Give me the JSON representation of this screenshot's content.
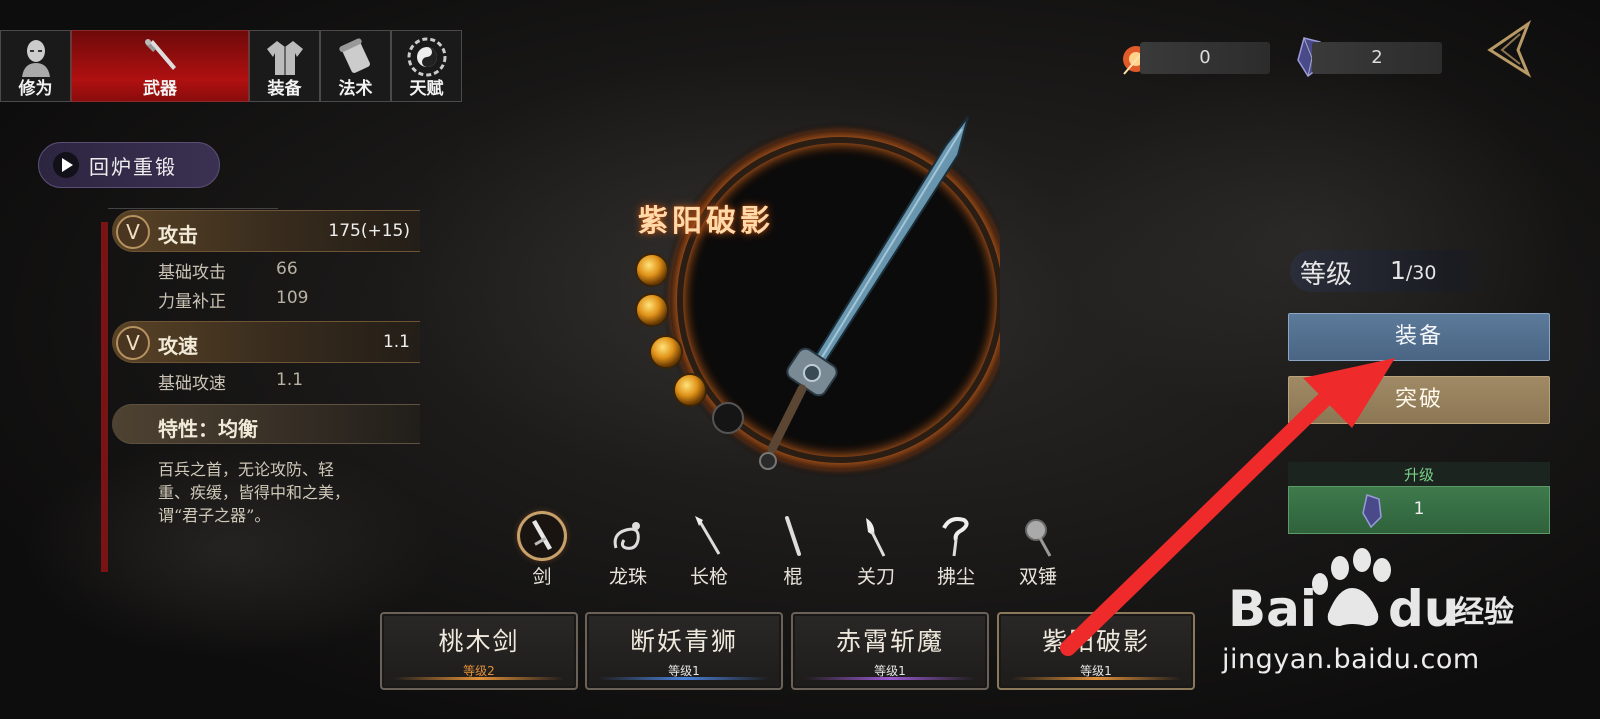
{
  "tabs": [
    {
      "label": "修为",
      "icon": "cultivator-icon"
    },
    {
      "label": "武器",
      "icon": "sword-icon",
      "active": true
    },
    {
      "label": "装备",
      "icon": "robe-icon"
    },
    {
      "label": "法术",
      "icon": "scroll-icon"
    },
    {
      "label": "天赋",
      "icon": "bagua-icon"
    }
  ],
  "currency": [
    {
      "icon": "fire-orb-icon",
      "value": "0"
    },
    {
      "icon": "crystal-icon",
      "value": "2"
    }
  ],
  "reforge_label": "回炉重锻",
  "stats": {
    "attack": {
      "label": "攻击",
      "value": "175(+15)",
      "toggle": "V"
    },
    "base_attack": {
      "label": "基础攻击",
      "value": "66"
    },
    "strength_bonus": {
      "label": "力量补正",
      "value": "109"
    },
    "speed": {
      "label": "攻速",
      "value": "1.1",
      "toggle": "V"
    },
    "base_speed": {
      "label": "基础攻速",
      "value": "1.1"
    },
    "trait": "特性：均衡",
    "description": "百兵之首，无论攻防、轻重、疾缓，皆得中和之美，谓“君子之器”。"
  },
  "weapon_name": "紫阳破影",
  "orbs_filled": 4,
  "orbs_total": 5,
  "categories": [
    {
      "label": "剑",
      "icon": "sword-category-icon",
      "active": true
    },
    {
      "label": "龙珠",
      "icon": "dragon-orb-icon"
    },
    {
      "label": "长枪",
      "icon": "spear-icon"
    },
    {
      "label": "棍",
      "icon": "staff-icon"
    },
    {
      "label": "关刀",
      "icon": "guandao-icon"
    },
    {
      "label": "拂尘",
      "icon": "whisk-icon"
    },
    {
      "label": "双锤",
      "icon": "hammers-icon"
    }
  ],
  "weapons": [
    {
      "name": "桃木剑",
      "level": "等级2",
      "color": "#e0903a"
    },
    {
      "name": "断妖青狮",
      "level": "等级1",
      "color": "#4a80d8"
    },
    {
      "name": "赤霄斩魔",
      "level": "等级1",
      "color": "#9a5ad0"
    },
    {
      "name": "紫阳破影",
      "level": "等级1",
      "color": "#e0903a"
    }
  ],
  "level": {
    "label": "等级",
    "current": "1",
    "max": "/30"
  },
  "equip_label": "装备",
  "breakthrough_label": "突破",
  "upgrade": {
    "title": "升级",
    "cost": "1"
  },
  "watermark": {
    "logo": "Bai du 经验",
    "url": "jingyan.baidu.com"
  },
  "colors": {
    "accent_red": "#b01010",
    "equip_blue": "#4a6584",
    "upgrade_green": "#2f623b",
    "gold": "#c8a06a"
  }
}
· · · ·
**TASK REQUIREMENTS**
Pick out every line above that contains the word "value" and copy it.

**RESPONSE TO THIS TASK**
      "value": "0"
      "value": "2"
      "value": "175(+15)",
      "value": "66"
      "value": "109"
      "value": "1.1",
      "value": "1.1"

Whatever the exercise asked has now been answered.